RECORDS PROVIDED

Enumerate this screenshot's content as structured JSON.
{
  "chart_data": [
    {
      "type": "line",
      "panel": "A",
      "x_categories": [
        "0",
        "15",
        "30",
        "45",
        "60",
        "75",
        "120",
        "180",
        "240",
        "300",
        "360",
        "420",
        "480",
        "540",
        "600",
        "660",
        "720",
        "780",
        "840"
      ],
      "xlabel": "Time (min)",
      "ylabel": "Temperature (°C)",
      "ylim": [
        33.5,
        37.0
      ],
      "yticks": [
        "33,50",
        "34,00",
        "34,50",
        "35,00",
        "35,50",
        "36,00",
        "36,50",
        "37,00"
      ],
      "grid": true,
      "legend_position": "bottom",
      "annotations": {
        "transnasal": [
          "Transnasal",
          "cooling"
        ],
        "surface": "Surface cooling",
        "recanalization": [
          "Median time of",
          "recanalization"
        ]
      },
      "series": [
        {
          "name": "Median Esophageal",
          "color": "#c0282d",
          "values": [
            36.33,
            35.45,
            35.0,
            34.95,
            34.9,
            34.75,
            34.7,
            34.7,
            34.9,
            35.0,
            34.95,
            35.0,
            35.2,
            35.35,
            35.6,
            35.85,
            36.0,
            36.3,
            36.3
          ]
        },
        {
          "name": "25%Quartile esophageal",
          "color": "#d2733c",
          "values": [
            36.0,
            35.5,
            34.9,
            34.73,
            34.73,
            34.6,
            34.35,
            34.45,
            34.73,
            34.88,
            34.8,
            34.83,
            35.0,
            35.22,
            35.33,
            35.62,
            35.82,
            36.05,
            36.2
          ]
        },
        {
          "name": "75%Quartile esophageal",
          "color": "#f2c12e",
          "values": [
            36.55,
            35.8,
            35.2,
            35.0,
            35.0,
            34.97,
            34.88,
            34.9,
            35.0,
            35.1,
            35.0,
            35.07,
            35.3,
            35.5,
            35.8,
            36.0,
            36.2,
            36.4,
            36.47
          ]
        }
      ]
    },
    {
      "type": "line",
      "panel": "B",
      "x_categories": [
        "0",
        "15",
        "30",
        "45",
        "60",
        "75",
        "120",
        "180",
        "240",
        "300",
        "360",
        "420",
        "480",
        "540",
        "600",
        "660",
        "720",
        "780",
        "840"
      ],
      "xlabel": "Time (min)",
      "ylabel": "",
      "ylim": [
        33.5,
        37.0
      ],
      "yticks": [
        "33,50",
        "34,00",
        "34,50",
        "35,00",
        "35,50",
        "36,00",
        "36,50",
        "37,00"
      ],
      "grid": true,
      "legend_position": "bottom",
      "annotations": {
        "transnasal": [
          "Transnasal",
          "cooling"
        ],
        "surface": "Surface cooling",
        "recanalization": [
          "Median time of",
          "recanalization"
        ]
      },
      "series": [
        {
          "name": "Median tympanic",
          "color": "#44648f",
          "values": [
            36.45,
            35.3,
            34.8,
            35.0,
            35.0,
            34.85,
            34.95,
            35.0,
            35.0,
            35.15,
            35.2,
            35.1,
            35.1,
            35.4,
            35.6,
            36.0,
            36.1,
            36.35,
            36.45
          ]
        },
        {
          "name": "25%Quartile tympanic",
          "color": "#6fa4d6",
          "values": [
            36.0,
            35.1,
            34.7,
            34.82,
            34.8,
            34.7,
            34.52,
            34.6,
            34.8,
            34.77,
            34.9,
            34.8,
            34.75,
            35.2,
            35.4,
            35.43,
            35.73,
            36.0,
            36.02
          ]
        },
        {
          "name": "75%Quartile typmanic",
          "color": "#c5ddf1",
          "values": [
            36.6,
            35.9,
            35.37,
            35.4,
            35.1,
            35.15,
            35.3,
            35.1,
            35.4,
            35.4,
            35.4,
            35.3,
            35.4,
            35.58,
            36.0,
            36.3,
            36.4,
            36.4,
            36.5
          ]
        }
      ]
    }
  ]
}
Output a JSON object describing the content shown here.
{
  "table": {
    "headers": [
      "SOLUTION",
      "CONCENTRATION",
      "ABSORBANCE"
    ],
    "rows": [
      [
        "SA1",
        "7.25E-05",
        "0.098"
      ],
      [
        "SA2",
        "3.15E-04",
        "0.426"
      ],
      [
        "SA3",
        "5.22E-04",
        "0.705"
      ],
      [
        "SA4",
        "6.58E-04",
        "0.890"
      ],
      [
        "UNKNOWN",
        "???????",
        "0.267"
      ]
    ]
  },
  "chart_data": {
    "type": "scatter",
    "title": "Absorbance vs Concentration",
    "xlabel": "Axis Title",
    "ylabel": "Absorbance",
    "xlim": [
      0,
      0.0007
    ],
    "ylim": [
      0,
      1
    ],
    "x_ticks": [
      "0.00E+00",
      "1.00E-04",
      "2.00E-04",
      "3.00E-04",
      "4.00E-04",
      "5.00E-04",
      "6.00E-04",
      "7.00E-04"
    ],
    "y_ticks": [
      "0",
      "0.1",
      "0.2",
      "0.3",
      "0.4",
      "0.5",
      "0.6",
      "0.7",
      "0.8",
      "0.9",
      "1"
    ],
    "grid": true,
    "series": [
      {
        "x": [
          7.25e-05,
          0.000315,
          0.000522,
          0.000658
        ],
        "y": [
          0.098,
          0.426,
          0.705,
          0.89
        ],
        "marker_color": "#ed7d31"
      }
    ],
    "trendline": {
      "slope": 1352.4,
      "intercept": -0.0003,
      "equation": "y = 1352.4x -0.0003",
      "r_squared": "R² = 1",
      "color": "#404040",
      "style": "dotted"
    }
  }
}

==

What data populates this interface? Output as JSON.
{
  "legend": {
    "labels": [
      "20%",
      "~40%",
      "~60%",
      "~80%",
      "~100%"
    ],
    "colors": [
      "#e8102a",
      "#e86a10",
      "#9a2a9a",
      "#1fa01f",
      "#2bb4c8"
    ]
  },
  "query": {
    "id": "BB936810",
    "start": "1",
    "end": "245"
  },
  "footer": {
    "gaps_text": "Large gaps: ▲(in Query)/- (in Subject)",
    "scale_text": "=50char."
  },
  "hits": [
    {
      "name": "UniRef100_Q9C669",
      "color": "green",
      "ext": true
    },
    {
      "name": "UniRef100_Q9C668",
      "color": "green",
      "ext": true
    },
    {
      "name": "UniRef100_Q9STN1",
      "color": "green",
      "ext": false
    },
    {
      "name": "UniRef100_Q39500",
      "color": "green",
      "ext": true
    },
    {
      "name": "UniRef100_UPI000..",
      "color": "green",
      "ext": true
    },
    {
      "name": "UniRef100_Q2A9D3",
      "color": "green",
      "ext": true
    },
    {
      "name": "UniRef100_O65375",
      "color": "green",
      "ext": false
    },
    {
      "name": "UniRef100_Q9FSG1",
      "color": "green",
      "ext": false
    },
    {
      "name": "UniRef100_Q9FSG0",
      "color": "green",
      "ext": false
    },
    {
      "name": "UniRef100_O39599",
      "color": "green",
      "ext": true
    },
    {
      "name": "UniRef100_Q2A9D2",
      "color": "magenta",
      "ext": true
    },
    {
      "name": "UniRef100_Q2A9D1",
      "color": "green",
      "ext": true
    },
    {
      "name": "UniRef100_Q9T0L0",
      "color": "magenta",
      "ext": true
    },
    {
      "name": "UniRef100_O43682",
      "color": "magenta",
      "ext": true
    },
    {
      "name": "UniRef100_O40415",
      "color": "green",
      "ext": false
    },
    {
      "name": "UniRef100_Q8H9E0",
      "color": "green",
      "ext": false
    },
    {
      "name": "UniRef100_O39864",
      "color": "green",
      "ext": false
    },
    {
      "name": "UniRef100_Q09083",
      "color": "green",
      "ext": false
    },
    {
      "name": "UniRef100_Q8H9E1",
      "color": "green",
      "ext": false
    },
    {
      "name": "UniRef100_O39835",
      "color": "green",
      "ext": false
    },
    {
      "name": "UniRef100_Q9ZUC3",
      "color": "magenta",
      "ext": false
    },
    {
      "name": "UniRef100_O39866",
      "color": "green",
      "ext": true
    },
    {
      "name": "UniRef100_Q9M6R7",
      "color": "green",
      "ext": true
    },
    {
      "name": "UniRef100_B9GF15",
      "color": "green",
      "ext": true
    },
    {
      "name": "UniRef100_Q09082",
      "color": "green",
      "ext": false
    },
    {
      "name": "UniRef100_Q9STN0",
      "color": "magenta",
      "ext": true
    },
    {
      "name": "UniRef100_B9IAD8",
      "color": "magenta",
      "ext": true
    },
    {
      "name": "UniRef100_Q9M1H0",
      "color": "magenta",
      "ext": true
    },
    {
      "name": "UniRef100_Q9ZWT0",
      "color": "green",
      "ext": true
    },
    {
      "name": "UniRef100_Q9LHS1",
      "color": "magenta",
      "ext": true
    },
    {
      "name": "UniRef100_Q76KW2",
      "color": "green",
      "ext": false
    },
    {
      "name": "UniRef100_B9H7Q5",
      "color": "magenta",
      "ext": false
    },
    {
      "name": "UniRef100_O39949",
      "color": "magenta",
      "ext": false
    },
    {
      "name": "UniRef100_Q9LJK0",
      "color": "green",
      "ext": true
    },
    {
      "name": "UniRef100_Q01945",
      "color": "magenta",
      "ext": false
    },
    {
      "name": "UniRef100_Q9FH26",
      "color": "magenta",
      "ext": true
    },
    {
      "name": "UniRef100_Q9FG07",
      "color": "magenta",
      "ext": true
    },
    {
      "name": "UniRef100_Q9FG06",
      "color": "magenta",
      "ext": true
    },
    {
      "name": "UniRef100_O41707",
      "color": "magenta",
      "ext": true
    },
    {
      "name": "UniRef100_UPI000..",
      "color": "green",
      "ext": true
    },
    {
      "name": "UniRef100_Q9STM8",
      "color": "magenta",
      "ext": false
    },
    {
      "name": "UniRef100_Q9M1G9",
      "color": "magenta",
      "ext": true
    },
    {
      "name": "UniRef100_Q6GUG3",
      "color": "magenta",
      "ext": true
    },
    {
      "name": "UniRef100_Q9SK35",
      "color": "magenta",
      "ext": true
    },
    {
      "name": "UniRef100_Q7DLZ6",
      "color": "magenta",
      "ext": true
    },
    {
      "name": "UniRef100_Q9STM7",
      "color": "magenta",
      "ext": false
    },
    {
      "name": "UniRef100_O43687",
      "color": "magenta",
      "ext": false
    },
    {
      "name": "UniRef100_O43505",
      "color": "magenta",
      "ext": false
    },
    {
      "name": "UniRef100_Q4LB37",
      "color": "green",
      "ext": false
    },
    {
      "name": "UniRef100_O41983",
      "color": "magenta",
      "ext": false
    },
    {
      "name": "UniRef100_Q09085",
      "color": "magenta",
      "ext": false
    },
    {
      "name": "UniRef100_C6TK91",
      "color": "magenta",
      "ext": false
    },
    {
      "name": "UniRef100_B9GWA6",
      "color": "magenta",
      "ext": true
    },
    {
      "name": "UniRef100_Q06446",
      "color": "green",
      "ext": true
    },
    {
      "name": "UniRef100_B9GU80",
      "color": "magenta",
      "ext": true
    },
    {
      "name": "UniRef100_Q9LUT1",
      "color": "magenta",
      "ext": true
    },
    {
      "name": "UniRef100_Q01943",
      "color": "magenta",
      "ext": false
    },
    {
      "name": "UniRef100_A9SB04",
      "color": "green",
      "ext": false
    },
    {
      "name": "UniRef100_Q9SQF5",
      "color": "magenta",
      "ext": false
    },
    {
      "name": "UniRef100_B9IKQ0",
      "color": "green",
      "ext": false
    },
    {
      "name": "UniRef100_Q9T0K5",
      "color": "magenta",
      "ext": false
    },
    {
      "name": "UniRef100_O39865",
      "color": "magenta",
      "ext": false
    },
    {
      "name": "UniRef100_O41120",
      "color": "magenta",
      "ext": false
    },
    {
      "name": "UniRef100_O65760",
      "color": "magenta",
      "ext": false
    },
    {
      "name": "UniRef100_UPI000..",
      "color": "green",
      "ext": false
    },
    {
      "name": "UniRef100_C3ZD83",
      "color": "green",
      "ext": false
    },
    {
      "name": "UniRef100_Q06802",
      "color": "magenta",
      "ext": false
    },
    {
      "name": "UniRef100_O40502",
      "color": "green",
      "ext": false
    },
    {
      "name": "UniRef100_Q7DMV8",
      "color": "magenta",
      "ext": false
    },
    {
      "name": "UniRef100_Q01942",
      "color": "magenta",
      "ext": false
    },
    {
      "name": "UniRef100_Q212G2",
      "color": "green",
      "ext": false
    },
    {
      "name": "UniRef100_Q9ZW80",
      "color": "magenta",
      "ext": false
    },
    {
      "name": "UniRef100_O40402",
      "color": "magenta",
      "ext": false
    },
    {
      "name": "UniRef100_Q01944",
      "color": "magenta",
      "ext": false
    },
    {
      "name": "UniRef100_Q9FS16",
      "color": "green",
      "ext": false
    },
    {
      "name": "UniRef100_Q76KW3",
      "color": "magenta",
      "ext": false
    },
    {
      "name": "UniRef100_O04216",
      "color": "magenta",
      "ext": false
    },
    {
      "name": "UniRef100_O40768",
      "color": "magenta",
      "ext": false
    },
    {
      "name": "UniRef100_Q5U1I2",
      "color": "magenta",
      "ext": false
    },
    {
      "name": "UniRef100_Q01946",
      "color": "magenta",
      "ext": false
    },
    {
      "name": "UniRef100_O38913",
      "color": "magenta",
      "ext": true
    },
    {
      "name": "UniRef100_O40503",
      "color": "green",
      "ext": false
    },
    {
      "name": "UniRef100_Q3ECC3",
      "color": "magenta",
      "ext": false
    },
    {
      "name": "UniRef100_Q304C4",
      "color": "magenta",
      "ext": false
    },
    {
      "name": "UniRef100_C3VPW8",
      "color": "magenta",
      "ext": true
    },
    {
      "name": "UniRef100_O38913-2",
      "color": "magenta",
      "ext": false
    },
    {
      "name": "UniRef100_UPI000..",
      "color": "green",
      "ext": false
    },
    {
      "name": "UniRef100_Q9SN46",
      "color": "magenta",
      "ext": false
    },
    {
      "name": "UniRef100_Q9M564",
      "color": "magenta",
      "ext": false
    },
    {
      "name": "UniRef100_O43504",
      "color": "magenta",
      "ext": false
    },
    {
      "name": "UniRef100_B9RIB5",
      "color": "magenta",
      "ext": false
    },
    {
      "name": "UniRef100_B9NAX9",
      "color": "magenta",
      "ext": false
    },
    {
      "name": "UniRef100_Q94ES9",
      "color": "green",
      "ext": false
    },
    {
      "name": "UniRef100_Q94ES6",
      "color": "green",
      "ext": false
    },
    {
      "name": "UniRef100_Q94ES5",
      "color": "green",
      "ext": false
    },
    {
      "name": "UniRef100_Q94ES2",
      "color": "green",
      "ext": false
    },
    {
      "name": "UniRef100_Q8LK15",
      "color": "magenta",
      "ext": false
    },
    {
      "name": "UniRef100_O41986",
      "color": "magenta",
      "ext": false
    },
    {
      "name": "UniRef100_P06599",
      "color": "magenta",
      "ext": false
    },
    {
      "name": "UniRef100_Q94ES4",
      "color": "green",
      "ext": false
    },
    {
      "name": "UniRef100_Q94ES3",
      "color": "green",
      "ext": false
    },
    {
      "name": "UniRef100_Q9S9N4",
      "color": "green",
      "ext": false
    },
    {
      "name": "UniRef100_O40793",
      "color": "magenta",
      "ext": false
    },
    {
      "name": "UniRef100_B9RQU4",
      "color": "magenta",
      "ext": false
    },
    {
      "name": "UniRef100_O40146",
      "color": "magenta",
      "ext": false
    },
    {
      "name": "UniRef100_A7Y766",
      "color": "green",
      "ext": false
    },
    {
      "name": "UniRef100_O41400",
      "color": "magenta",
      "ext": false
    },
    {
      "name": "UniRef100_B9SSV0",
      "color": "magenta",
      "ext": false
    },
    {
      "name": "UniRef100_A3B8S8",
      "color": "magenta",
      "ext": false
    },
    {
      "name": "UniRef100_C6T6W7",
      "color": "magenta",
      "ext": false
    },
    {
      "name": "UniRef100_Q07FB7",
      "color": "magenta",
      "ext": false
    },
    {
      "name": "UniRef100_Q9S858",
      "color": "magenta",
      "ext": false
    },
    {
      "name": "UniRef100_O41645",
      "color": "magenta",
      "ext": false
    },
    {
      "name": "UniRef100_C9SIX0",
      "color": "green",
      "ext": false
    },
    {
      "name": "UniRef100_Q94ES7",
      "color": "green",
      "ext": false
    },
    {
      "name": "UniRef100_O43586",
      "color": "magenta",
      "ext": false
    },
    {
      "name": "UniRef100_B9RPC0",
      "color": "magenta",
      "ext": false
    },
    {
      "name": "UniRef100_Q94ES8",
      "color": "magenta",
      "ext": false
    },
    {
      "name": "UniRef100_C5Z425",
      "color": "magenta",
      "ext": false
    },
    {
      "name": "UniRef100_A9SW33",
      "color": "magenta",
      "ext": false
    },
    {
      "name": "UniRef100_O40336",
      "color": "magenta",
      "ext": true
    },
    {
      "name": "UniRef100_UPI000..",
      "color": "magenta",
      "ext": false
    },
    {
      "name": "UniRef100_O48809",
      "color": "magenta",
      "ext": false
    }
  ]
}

TASK GOAL
Collect each line of the entries that has the word "Median", copying it in full.

TASK RESULT
          "Median time of",
          "name": "Median Esophageal",
          "Median time of",
          "name": "Median tympanic",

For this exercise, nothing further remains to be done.